Texto fornecido:

++++++

Bancas de jornais foram frequentadas durante décadas. A Internet derrubou a venda de jornais e revistas e as sobreviventes tiveram que vender biscoitos.
Um hábito quase secular, o de ir a uma banca de jornais comprar alguma coisa publicada de interesse, vem desaparecendo já há muito tempo. As bancas que ainda ficaram abertas, passaram a vender outros produtos, pois caso contrário provavelmente já teriam fechado.
A procura de jornais tornou as bancas um ponto importante de visita ou até de reunião com amigos. Na minha infância e adolescência era o meu pai quem trazia o jornal para casa, quando chegava de noite. Depois, eu frequentava a banca mais próxima, cujo dono conhecia toda a minha família. Quando ele morreu, a banca parou de vender jornais. Foi ali, naquela banca, que eu corria para comprar a última edição do semanário O Pasquim, assim que se sabia que o jornal iria ser recolhido pela polícia.
Muitas bancas ficaram mais conhecidas, devido aos tipos de publicação vendidas. Na Praça Saens Peña, localizada na Tijuca, local conhecido como “Cinelândia Tijucana”, havia a chamada “Banca do Mário”, nome do seu dono, que vendia revistas importadas, entre as quais as revistas de áudio que eu lia todo mês: Audio, High Fidelity e Stereo Review. Eu achei uma imagem recente do Google, que mostra onde a banca ainda fica:
Ao passar hoje por lá, nunca me ocorreu perguntar se o Mário ainda está vivo. Aliás, a Praça já não é mais a mesma há décadas! Na imagem, se pode ver a loja C&A, que foi construída depois que o Metro-Tijuca foi demolido. Pode-se também ver a porta de saída do Bruni-Tijuca, caminho entre o auditório do cinema e a Praça, mas só aberto quando o cinema ficava cheio. Nada deste cinema foi preservado.
Na década de 1980 eu e um amigo visitávamos uma banca da zona sul, acho que era em Ipanema ou Leblon, que ficava aberta 24 horas e estava sempre cheia, porque vendia revistas estrangeiras também.
Uma banca do Leblon, que ficou badalada no histórico da Bossa Nova, chamada de “Banca Piauí”, era frequentada por Tom Jobim e parece que ainda está por lá:
A necessidade de sobrevivência fez todas essas bancas que teimaram em ficar abertas, partir para o comércio de diversos tipos de produto, entre eles os comestíveis, que atraem para compra um maior número de pessoas.

++++++

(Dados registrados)
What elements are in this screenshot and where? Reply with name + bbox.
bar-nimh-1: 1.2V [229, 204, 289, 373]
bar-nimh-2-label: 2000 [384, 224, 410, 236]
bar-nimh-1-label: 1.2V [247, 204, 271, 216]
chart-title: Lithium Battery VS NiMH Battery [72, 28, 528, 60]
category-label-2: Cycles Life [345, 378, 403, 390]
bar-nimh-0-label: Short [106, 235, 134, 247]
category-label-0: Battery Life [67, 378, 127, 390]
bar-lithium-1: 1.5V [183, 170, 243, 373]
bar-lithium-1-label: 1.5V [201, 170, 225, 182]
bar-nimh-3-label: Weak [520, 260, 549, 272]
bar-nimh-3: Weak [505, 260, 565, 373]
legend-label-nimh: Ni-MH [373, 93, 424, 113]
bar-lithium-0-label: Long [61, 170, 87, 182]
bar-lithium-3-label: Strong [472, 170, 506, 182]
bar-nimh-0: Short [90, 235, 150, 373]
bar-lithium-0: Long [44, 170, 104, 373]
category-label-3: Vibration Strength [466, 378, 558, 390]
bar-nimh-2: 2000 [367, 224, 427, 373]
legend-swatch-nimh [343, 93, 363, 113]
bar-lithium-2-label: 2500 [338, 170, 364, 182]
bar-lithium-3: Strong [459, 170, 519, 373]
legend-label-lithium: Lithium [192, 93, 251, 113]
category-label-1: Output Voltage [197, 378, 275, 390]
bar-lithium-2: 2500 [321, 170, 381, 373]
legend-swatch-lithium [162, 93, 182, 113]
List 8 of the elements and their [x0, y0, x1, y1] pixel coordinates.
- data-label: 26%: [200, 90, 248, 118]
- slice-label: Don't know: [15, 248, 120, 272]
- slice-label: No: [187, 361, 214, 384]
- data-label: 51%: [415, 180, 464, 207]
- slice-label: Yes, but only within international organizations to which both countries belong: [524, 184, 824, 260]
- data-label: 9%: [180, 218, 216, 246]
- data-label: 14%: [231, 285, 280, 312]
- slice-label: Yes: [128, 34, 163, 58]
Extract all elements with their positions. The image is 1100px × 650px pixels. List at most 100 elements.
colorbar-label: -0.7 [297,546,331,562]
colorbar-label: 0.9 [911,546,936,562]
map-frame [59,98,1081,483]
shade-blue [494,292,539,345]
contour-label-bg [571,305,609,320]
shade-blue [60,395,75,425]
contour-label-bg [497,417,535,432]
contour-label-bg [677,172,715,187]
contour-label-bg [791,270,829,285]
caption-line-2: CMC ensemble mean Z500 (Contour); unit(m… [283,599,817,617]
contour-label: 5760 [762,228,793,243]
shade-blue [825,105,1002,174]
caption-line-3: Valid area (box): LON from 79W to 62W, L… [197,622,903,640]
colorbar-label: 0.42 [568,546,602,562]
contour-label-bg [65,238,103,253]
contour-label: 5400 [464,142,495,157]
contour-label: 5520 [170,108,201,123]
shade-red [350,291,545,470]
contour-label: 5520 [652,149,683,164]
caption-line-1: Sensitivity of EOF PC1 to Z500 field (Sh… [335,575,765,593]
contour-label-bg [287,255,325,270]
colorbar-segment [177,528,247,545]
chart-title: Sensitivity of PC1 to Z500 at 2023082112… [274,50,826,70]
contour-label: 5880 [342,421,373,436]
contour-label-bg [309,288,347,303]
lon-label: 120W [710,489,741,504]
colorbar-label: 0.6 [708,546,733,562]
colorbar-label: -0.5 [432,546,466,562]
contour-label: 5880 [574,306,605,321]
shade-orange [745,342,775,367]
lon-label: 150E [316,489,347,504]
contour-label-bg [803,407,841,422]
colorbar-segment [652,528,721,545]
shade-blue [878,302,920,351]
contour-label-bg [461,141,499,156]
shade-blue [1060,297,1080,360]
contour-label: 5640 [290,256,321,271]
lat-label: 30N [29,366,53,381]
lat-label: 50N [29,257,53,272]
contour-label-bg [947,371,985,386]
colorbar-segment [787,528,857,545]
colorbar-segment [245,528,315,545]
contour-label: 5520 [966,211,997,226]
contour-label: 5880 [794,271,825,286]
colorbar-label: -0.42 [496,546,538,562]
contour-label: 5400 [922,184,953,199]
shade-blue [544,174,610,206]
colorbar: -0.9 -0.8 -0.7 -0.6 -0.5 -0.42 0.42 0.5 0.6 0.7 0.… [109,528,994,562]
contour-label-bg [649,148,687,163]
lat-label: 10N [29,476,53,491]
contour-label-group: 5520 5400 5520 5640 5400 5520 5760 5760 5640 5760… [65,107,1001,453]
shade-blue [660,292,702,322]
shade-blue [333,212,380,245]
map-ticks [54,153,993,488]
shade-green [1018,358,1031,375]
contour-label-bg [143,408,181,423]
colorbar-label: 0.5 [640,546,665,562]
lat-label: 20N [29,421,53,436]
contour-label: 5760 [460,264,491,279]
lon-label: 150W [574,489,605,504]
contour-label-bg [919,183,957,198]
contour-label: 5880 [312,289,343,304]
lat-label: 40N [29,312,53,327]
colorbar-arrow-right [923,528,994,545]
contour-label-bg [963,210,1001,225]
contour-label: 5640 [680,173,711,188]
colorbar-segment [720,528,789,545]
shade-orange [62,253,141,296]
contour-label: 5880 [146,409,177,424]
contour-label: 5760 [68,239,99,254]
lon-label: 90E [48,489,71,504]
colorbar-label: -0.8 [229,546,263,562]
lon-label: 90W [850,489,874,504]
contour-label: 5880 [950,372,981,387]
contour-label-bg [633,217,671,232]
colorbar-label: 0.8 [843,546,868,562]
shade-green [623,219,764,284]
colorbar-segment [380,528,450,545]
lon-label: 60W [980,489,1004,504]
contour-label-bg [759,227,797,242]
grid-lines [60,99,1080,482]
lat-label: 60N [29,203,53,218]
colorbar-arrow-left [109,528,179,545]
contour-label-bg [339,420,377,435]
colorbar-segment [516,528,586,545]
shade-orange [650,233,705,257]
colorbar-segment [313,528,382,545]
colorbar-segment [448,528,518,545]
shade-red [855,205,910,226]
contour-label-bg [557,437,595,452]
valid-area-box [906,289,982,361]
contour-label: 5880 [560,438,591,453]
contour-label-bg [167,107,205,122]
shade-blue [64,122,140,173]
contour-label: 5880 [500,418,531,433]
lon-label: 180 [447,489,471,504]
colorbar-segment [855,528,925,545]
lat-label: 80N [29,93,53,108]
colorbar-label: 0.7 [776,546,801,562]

++++++

Enunciado da tarefa:
Extraia do texto sobre as bancas de jornais o trecho que começa nas palavras "Uma banca do" e termina depois de "número de pessoas.", sem qualquer alteração. Os registros foram obtidos de outra fonte.

Resposta da tarefa:
Uma banca do Leblon, que ficou badalada no histórico da Bossa Nova, chamada de “Banca Piauí”, era frequentada por Tom Jobim e parece que ainda está por lá:
A necessidade de sobrevivência fez todas essas bancas que teimaram em ficar abertas, partir para o comércio de diversos tipos de produto, entre eles os comestíveis, que atraem para compra um maior número de pessoas.